> **SHORT EXERCISE**: Without the pictures, return each record as it appears.

═════ DATA RECORDS ═════

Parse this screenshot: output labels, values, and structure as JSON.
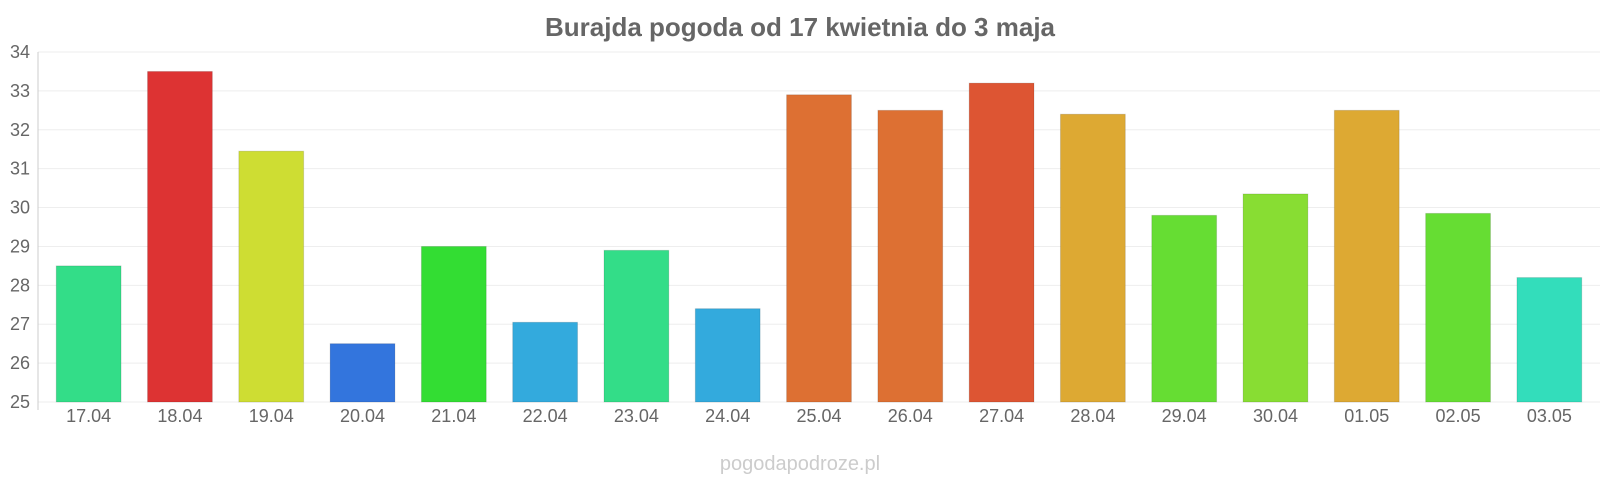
{
  "chart_data": {
    "type": "bar",
    "title": "Burajda pogoda od 17 kwietnia do 3 maja",
    "xlabel": "",
    "ylabel": "",
    "ylim": [
      25,
      34
    ],
    "yticks": [
      "25",
      "26",
      "27",
      "28",
      "29",
      "30",
      "31",
      "32",
      "33",
      "34"
    ],
    "grid": true,
    "categories": [
      "17.04",
      "18.04",
      "19.04",
      "20.04",
      "21.04",
      "22.04",
      "23.04",
      "24.04",
      "25.04",
      "26.04",
      "27.04",
      "28.04",
      "29.04",
      "30.04",
      "01.05",
      "02.05",
      "03.05"
    ],
    "values": [
      28.5,
      33.5,
      31.45,
      26.5,
      29.0,
      27.05,
      28.9,
      27.4,
      32.9,
      32.5,
      33.2,
      32.4,
      29.8,
      30.35,
      32.5,
      29.85,
      28.2
    ],
    "colors": [
      "#33dd88",
      "#dd3333",
      "#cedd33",
      "#3375dd",
      "#33dd33",
      "#33aadd",
      "#33dd88",
      "#33aadd",
      "#dd7033",
      "#dd7033",
      "#dd5533",
      "#dda933",
      "#66dd33",
      "#88dd33",
      "#dda933",
      "#66dd33",
      "#33ddbb"
    ]
  },
  "watermark": "pogodapodroze.pl"
}
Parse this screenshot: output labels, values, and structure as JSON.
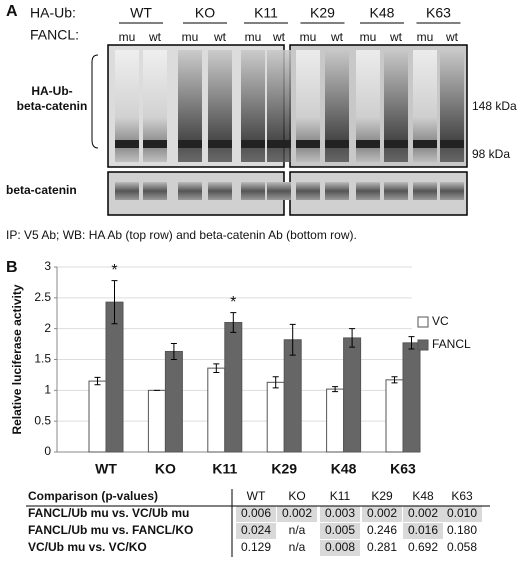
{
  "panel_a": {
    "label": "A",
    "ha_ub_label": "HA-Ub:",
    "groups": [
      "WT",
      "KO",
      "K11",
      "K29",
      "K48",
      "K63"
    ],
    "fancl_label": "FANCL:",
    "lanes": [
      "mu",
      "wt",
      "mu",
      "wt",
      "mu",
      "wt",
      "mu",
      "wt",
      "mu",
      "wt",
      "mu",
      "wt"
    ],
    "top_blot_label": [
      "HA-Ub-",
      "beta-catenin"
    ],
    "markers": [
      "148 kDa",
      "98 kDa"
    ],
    "bottom_blot_label": "beta-catenin",
    "caption": "IP: V5 Ab; WB: HA Ab (top row) and beta-catenin Ab (bottom row)."
  },
  "chart_data": {
    "type": "bar",
    "panel_label": "B",
    "y_label": "Relative luciferase activity",
    "categories": [
      "WT",
      "KO",
      "K11",
      "K29",
      "K48",
      "K63"
    ],
    "series": [
      {
        "name": "VC",
        "color": "#ffffff",
        "values": [
          1.15,
          1.0,
          1.36,
          1.13,
          1.02,
          1.17
        ],
        "errors": [
          0.06,
          0,
          0.07,
          0.09,
          0.04,
          0.05
        ]
      },
      {
        "name": "FANCL",
        "color": "#666666",
        "values": [
          2.43,
          1.63,
          2.1,
          1.82,
          1.85,
          1.77
        ],
        "errors": [
          0.35,
          0.13,
          0.16,
          0.25,
          0.15,
          0.1
        ]
      }
    ],
    "significance": [
      "*",
      null,
      "*",
      null,
      null,
      null
    ],
    "ylim": [
      0,
      3
    ],
    "yticks": [
      0,
      0.5,
      1,
      1.5,
      2,
      2.5,
      3
    ],
    "grid": true,
    "legend": "right"
  },
  "table": {
    "header": [
      "Comparison (p-values)",
      "WT",
      "KO",
      "K11",
      "K29",
      "K48",
      "K63"
    ],
    "rows": [
      [
        "FANCL/Ub mu vs. VC/Ub mu",
        "0.006",
        "0.002",
        "0.003",
        "0.002",
        "0.002",
        "0.010"
      ],
      [
        "FANCL/Ub mu vs. FANCL/KO",
        "0.024",
        "n/a",
        "0.005",
        "0.246",
        "0.016",
        "0.180"
      ],
      [
        "VC/Ub mu vs. VC/KO",
        "0.129",
        "n/a",
        "0.008",
        "0.281",
        "0.692",
        "0.058"
      ]
    ],
    "highlight_color": "#d9d9d9",
    "highlighted": [
      [
        true,
        true,
        true,
        true,
        true,
        true
      ],
      [
        true,
        false,
        true,
        false,
        true,
        false
      ],
      [
        false,
        false,
        true,
        false,
        false,
        false
      ]
    ]
  }
}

═════

> **IN RESPONSE**:
Parse this screenshot: output labels, values, and structure as JSON.
{
  "chart_data": {
    "type": "bar",
    "title": "Burajda pogoda od 17 kwietnia do 3 maja",
    "xlabel": "",
    "ylabel": "",
    "ylim": [
      25,
      34
    ],
    "yticks": [
      "25",
      "26",
      "27",
      "28",
      "29",
      "30",
      "31",
      "32",
      "33",
      "34"
    ],
    "grid": true,
    "categories": [
      "17.04",
      "18.04",
      "19.04",
      "20.04",
      "21.04",
      "22.04",
      "23.04",
      "24.04",
      "25.04",
      "26.04",
      "27.04",
      "28.04",
      "29.04",
      "30.04",
      "01.05",
      "02.05",
      "03.05"
    ],
    "values": [
      28.5,
      33.5,
      31.45,
      26.5,
      29.0,
      27.05,
      28.9,
      27.4,
      32.9,
      32.5,
      33.2,
      32.4,
      29.8,
      30.35,
      32.5,
      29.85,
      28.2
    ],
    "colors": [
      "#33dd88",
      "#dd3333",
      "#cedd33",
      "#3375dd",
      "#33dd33",
      "#33aadd",
      "#33dd88",
      "#33aadd",
      "#dd7033",
      "#dd7033",
      "#dd5533",
      "#dda933",
      "#66dd33",
      "#88dd33",
      "#dda933",
      "#66dd33",
      "#33ddbb"
    ]
  },
  "watermark": "pogodapodroze.pl"
}
Parse this screenshot: output labels, values, and structure as JSON.
{
  "panel_a": {
    "label": "A",
    "ha_ub_label": "HA-Ub:",
    "groups": [
      "WT",
      "KO",
      "K11",
      "K29",
      "K48",
      "K63"
    ],
    "fancl_label": "FANCL:",
    "lanes": [
      "mu",
      "wt",
      "mu",
      "wt",
      "mu",
      "wt",
      "mu",
      "wt",
      "mu",
      "wt",
      "mu",
      "wt"
    ],
    "top_blot_label": [
      "HA-Ub-",
      "beta-catenin"
    ],
    "markers": [
      "148 kDa",
      "98 kDa"
    ],
    "bottom_blot_label": "beta-catenin",
    "caption": "IP: V5 Ab; WB: HA Ab (top row) and beta-catenin Ab (bottom row)."
  },
  "chart_data": {
    "type": "bar",
    "panel_label": "B",
    "y_label": "Relative luciferase activity",
    "categories": [
      "WT",
      "KO",
      "K11",
      "K29",
      "K48",
      "K63"
    ],
    "series": [
      {
        "name": "VC",
        "color": "#ffffff",
        "values": [
          1.15,
          1.0,
          1.36,
          1.13,
          1.02,
          1.17
        ],
        "errors": [
          0.06,
          0,
          0.07,
          0.09,
          0.04,
          0.05
        ]
      },
      {
        "name": "FANCL",
        "color": "#666666",
        "values": [
          2.43,
          1.63,
          2.1,
          1.82,
          1.85,
          1.77
        ],
        "errors": [
          0.35,
          0.13,
          0.16,
          0.25,
          0.15,
          0.1
        ]
      }
    ],
    "significance": [
      "*",
      null,
      "*",
      null,
      null,
      null
    ],
    "ylim": [
      0,
      3
    ],
    "yticks": [
      0,
      0.5,
      1,
      1.5,
      2,
      2.5,
      3
    ],
    "grid": true,
    "legend": "right"
  },
  "table": {
    "header": [
      "Comparison (p-values)",
      "WT",
      "KO",
      "K11",
      "K29",
      "K48",
      "K63"
    ],
    "rows": [
      [
        "FANCL/Ub mu vs. VC/Ub mu",
        "0.006",
        "0.002",
        "0.003",
        "0.002",
        "0.002",
        "0.010"
      ],
      [
        "FANCL/Ub mu vs. FANCL/KO",
        "0.024",
        "n/a",
        "0.005",
        "0.246",
        "0.016",
        "0.180"
      ],
      [
        "VC/Ub mu vs. VC/KO",
        "0.129",
        "n/a",
        "0.008",
        "0.281",
        "0.692",
        "0.058"
      ]
    ],
    "highlight_color": "#d9d9d9",
    "highlighted": [
      [
        true,
        true,
        true,
        true,
        true,
        true
      ],
      [
        true,
        false,
        true,
        false,
        true,
        false
      ],
      [
        false,
        false,
        true,
        false,
        false,
        false
      ]
    ]
  }
}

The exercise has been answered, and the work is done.